Data listing:
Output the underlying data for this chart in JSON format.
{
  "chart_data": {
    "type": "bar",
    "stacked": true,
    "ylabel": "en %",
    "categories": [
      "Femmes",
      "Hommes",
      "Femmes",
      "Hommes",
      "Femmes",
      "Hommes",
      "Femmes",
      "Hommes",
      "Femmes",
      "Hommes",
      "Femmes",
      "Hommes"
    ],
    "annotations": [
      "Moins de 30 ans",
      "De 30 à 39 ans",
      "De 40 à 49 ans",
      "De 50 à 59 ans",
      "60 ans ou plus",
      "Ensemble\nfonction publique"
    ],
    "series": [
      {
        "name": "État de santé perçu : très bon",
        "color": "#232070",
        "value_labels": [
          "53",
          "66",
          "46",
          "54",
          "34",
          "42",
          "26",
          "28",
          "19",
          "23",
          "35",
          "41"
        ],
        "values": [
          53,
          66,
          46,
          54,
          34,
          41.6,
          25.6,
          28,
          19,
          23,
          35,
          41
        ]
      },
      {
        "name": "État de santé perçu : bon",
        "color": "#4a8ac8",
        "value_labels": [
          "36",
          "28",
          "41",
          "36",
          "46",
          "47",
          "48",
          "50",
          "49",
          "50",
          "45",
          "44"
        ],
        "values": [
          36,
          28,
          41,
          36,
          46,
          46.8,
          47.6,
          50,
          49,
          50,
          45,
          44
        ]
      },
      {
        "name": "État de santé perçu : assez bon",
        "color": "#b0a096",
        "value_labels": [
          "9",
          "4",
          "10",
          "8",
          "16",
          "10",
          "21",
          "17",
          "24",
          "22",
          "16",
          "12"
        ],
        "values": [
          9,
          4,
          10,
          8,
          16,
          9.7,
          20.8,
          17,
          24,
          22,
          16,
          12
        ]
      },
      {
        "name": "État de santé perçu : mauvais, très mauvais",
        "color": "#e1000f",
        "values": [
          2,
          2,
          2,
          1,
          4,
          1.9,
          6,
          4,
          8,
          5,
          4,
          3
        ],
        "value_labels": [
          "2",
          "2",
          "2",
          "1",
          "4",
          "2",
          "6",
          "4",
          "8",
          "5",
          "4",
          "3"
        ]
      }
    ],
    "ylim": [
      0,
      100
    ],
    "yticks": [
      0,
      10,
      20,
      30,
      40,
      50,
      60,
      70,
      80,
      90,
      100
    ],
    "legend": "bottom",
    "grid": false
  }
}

Your objective: Out of the material above, gather each line where "très" appears.

The solution:
        "name": "État de santé perçu : très bon",
        "name": "État de santé perçu : mauvais, très mauvais",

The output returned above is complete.